— BEGIN —

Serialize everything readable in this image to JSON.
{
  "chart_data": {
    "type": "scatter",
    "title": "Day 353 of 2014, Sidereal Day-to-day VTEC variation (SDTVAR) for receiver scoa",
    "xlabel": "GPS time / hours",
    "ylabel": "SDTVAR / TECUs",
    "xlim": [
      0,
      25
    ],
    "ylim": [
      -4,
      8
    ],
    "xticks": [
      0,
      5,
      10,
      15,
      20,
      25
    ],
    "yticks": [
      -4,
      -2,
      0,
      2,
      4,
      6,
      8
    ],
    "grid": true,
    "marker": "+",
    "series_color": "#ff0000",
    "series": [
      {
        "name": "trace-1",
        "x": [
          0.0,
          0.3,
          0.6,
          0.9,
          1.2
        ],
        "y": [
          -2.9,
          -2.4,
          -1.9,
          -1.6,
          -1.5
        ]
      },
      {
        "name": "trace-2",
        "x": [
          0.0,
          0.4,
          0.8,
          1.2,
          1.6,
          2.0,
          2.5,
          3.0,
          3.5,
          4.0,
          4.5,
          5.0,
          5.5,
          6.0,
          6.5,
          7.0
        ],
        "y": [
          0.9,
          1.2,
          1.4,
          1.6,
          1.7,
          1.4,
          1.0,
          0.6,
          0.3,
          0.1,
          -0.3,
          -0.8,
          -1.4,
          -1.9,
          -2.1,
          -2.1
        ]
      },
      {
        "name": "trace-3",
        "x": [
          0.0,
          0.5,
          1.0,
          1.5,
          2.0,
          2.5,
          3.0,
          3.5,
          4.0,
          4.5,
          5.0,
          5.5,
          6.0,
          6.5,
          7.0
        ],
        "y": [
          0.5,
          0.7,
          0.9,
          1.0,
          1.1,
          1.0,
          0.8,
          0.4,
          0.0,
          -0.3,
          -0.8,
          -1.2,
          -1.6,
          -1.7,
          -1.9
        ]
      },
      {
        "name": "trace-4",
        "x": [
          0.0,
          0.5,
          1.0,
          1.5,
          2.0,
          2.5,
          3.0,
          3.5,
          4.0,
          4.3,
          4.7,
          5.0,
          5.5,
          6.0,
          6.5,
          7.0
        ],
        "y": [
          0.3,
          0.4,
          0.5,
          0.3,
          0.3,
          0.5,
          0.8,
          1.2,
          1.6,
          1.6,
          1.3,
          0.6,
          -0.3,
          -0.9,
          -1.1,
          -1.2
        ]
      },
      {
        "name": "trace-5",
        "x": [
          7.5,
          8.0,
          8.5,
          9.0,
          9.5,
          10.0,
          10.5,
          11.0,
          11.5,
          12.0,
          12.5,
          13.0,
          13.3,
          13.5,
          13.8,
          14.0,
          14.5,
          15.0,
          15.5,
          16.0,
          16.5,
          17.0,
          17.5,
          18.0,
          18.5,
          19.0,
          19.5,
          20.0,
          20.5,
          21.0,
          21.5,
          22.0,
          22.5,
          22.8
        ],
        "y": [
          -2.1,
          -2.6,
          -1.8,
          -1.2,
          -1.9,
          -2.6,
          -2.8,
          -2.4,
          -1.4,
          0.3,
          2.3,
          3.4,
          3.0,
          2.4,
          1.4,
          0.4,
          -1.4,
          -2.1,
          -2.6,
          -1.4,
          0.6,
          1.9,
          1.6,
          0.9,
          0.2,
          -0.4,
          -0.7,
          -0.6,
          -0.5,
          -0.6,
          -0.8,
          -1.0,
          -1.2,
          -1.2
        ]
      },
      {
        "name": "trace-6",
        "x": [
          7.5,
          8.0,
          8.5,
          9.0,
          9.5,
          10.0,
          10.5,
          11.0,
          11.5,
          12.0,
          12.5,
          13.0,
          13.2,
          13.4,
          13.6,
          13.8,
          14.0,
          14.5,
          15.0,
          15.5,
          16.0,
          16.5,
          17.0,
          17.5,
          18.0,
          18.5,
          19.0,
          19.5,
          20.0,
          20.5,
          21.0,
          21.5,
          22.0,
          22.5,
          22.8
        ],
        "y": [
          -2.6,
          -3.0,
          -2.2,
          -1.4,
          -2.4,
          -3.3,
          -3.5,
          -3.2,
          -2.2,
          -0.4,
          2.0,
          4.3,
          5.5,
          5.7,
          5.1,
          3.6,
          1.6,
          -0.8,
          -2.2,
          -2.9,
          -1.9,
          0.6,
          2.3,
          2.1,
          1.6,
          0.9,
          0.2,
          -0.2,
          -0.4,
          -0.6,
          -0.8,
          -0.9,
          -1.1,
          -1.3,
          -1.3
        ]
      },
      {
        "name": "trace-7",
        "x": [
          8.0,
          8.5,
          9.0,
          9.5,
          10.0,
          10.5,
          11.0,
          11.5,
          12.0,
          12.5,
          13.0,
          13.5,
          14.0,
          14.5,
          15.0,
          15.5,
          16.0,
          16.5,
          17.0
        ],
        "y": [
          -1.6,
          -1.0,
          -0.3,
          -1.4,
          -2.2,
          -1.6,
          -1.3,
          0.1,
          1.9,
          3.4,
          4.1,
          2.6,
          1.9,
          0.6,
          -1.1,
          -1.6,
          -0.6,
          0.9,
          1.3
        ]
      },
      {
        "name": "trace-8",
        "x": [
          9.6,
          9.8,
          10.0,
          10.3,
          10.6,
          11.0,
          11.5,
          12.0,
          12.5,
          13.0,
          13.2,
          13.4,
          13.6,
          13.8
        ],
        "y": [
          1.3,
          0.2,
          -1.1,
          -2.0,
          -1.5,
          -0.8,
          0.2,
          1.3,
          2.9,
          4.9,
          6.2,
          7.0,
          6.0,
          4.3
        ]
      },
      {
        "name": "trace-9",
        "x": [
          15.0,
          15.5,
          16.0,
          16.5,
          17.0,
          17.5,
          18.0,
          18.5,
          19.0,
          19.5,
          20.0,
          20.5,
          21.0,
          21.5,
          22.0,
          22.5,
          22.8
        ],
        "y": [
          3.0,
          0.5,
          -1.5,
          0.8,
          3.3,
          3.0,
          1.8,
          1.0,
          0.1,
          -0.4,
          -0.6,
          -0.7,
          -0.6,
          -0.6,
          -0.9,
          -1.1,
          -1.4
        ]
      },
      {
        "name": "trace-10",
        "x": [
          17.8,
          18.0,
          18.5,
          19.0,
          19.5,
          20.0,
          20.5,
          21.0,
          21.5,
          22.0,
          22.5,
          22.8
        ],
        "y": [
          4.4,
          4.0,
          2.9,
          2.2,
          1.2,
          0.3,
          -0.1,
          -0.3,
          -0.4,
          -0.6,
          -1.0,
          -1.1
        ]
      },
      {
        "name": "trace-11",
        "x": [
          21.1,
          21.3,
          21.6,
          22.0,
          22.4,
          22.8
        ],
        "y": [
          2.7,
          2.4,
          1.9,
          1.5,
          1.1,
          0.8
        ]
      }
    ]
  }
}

— END —

Print the material above once more, exactly.

● TASK SOLUTION:
Serialize everything readable in this image to JSON.
{
  "chart_data": {
    "type": "scatter",
    "title": "Day 353 of 2014, Sidereal Day-to-day VTEC variation (SDTVAR) for receiver scoa",
    "xlabel": "GPS time / hours",
    "ylabel": "SDTVAR / TECUs",
    "xlim": [
      0,
      25
    ],
    "ylim": [
      -4,
      8
    ],
    "xticks": [
      0,
      5,
      10,
      15,
      20,
      25
    ],
    "yticks": [
      -4,
      -2,
      0,
      2,
      4,
      6,
      8
    ],
    "grid": true,
    "marker": "+",
    "series_color": "#ff0000",
    "series": [
      {
        "name": "trace-1",
        "x": [
          0.0,
          0.3,
          0.6,
          0.9,
          1.2
        ],
        "y": [
          -2.9,
          -2.4,
          -1.9,
          -1.6,
          -1.5
        ]
      },
      {
        "name": "trace-2",
        "x": [
          0.0,
          0.4,
          0.8,
          1.2,
          1.6,
          2.0,
          2.5,
          3.0,
          3.5,
          4.0,
          4.5,
          5.0,
          5.5,
          6.0,
          6.5,
          7.0
        ],
        "y": [
          0.9,
          1.2,
          1.4,
          1.6,
          1.7,
          1.4,
          1.0,
          0.6,
          0.3,
          0.1,
          -0.3,
          -0.8,
          -1.4,
          -1.9,
          -2.1,
          -2.1
        ]
      },
      {
        "name": "trace-3",
        "x": [
          0.0,
          0.5,
          1.0,
          1.5,
          2.0,
          2.5,
          3.0,
          3.5,
          4.0,
          4.5,
          5.0,
          5.5,
          6.0,
          6.5,
          7.0
        ],
        "y": [
          0.5,
          0.7,
          0.9,
          1.0,
          1.1,
          1.0,
          0.8,
          0.4,
          0.0,
          -0.3,
          -0.8,
          -1.2,
          -1.6,
          -1.7,
          -1.9
        ]
      },
      {
        "name": "trace-4",
        "x": [
          0.0,
          0.5,
          1.0,
          1.5,
          2.0,
          2.5,
          3.0,
          3.5,
          4.0,
          4.3,
          4.7,
          5.0,
          5.5,
          6.0,
          6.5,
          7.0
        ],
        "y": [
          0.3,
          0.4,
          0.5,
          0.3,
          0.3,
          0.5,
          0.8,
          1.2,
          1.6,
          1.6,
          1.3,
          0.6,
          -0.3,
          -0.9,
          -1.1,
          -1.2
        ]
      },
      {
        "name": "trace-5",
        "x": [
          7.5,
          8.0,
          8.5,
          9.0,
          9.5,
          10.0,
          10.5,
          11.0,
          11.5,
          12.0,
          12.5,
          13.0,
          13.3,
          13.5,
          13.8,
          14.0,
          14.5,
          15.0,
          15.5,
          16.0,
          16.5,
          17.0,
          17.5,
          18.0,
          18.5,
          19.0,
          19.5,
          20.0,
          20.5,
          21.0,
          21.5,
          22.0,
          22.5,
          22.8
        ],
        "y": [
          -2.1,
          -2.6,
          -1.8,
          -1.2,
          -1.9,
          -2.6,
          -2.8,
          -2.4,
          -1.4,
          0.3,
          2.3,
          3.4,
          3.0,
          2.4,
          1.4,
          0.4,
          -1.4,
          -2.1,
          -2.6,
          -1.4,
          0.6,
          1.9,
          1.6,
          0.9,
          0.2,
          -0.4,
          -0.7,
          -0.6,
          -0.5,
          -0.6,
          -0.8,
          -1.0,
          -1.2,
          -1.2
        ]
      },
      {
        "name": "trace-6",
        "x": [
          7.5,
          8.0,
          8.5,
          9.0,
          9.5,
          10.0,
          10.5,
          11.0,
          11.5,
          12.0,
          12.5,
          13.0,
          13.2,
          13.4,
          13.6,
          13.8,
          14.0,
          14.5,
          15.0,
          15.5,
          16.0,
          16.5,
          17.0,
          17.5,
          18.0,
          18.5,
          19.0,
          19.5,
          20.0,
          20.5,
          21.0,
          21.5,
          22.0,
          22.5,
          22.8
        ],
        "y": [
          -2.6,
          -3.0,
          -2.2,
          -1.4,
          -2.4,
          -3.3,
          -3.5,
          -3.2,
          -2.2,
          -0.4,
          2.0,
          4.3,
          5.5,
          5.7,
          5.1,
          3.6,
          1.6,
          -0.8,
          -2.2,
          -2.9,
          -1.9,
          0.6,
          2.3,
          2.1,
          1.6,
          0.9,
          0.2,
          -0.2,
          -0.4,
          -0.6,
          -0.8,
          -0.9,
          -1.1,
          -1.3,
          -1.3
        ]
      },
      {
        "name": "trace-7",
        "x": [
          8.0,
          8.5,
          9.0,
          9.5,
          10.0,
          10.5,
          11.0,
          11.5,
          12.0,
          12.5,
          13.0,
          13.5,
          14.0,
          14.5,
          15.0,
          15.5,
          16.0,
          16.5,
          17.0
        ],
        "y": [
          -1.6,
          -1.0,
          -0.3,
          -1.4,
          -2.2,
          -1.6,
          -1.3,
          0.1,
          1.9,
          3.4,
          4.1,
          2.6,
          1.9,
          0.6,
          -1.1,
          -1.6,
          -0.6,
          0.9,
          1.3
        ]
      },
      {
        "name": "trace-8",
        "x": [
          9.6,
          9.8,
          10.0,
          10.3,
          10.6,
          11.0,
          11.5,
          12.0,
          12.5,
          13.0,
          13.2,
          13.4,
          13.6,
          13.8
        ],
        "y": [
          1.3,
          0.2,
          -1.1,
          -2.0,
          -1.5,
          -0.8,
          0.2,
          1.3,
          2.9,
          4.9,
          6.2,
          7.0,
          6.0,
          4.3
        ]
      },
      {
        "name": "trace-9",
        "x": [
          15.0,
          15.5,
          16.0,
          16.5,
          17.0,
          17.5,
          18.0,
          18.5,
          19.0,
          19.5,
          20.0,
          20.5,
          21.0,
          21.5,
          22.0,
          22.5,
          22.8
        ],
        "y": [
          3.0,
          0.5,
          -1.5,
          0.8,
          3.3,
          3.0,
          1.8,
          1.0,
          0.1,
          -0.4,
          -0.6,
          -0.7,
          -0.6,
          -0.6,
          -0.9,
          -1.1,
          -1.4
        ]
      },
      {
        "name": "trace-10",
        "x": [
          17.8,
          18.0,
          18.5,
          19.0,
          19.5,
          20.0,
          20.5,
          21.0,
          21.5,
          22.0,
          22.5,
          22.8
        ],
        "y": [
          4.4,
          4.0,
          2.9,
          2.2,
          1.2,
          0.3,
          -0.1,
          -0.3,
          -0.4,
          -0.6,
          -1.0,
          -1.1
        ]
      },
      {
        "name": "trace-11",
        "x": [
          21.1,
          21.3,
          21.6,
          22.0,
          22.4,
          22.8
        ],
        "y": [
          2.7,
          2.4,
          1.9,
          1.5,
          1.1,
          0.8
        ]
      }
    ]
  }
}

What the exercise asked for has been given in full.